## Records provided
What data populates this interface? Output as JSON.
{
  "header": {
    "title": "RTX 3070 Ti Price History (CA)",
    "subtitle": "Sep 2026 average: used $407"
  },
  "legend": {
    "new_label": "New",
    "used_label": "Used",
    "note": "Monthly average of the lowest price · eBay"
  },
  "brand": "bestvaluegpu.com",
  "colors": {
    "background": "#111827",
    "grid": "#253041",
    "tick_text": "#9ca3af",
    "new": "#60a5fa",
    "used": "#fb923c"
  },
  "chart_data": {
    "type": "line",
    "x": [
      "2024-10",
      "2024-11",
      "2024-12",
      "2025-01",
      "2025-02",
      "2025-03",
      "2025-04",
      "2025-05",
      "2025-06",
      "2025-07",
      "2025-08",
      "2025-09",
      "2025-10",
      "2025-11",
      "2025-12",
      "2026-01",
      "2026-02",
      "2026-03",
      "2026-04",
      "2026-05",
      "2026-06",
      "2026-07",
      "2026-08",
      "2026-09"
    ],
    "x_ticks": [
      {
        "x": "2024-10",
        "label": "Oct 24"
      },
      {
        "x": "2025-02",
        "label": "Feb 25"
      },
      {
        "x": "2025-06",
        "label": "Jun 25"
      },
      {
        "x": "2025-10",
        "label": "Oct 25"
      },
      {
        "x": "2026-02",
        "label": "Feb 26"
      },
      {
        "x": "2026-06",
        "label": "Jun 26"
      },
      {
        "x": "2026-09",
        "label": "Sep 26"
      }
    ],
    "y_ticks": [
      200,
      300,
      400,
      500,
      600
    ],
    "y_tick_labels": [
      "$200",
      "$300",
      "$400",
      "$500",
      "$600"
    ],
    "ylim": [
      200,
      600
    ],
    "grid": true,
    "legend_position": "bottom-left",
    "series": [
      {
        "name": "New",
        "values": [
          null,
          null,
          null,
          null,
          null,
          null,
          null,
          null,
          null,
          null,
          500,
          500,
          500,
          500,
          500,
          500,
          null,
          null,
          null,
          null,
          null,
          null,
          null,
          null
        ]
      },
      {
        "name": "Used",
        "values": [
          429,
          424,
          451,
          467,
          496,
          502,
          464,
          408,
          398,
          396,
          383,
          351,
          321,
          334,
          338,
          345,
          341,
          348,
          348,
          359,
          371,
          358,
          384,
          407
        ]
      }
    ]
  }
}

## Task statement
Repeat the listing in full, keeping every line exactly as it is.

## Exercise response
What data populates this interface? Output as JSON.
{
  "header": {
    "title": "RTX 3070 Ti Price History (CA)",
    "subtitle": "Sep 2026 average: used $407"
  },
  "legend": {
    "new_label": "New",
    "used_label": "Used",
    "note": "Monthly average of the lowest price · eBay"
  },
  "brand": "bestvaluegpu.com",
  "colors": {
    "background": "#111827",
    "grid": "#253041",
    "tick_text": "#9ca3af",
    "new": "#60a5fa",
    "used": "#fb923c"
  },
  "chart_data": {
    "type": "line",
    "x": [
      "2024-10",
      "2024-11",
      "2024-12",
      "2025-01",
      "2025-02",
      "2025-03",
      "2025-04",
      "2025-05",
      "2025-06",
      "2025-07",
      "2025-08",
      "2025-09",
      "2025-10",
      "2025-11",
      "2025-12",
      "2026-01",
      "2026-02",
      "2026-03",
      "2026-04",
      "2026-05",
      "2026-06",
      "2026-07",
      "2026-08",
      "2026-09"
    ],
    "x_ticks": [
      {
        "x": "2024-10",
        "label": "Oct 24"
      },
      {
        "x": "2025-02",
        "label": "Feb 25"
      },
      {
        "x": "2025-06",
        "label": "Jun 25"
      },
      {
        "x": "2025-10",
        "label": "Oct 25"
      },
      {
        "x": "2026-02",
        "label": "Feb 26"
      },
      {
        "x": "2026-06",
        "label": "Jun 26"
      },
      {
        "x": "2026-09",
        "label": "Sep 26"
      }
    ],
    "y_ticks": [
      200,
      300,
      400,
      500,
      600
    ],
    "y_tick_labels": [
      "$200",
      "$300",
      "$400",
      "$500",
      "$600"
    ],
    "ylim": [
      200,
      600
    ],
    "grid": true,
    "legend_position": "bottom-left",
    "series": [
      {
        "name": "New",
        "values": [
          null,
          null,
          null,
          null,
          null,
          null,
          null,
          null,
          null,
          null,
          500,
          500,
          500,
          500,
          500,
          500,
          null,
          null,
          null,
          null,
          null,
          null,
          null,
          null
        ]
      },
      {
        "name": "Used",
        "values": [
          429,
          424,
          451,
          467,
          496,
          502,
          464,
          408,
          398,
          396,
          383,
          351,
          321,
          334,
          338,
          345,
          341,
          348,
          348,
          359,
          371,
          358,
          384,
          407
        ]
      }
    ]
  }
}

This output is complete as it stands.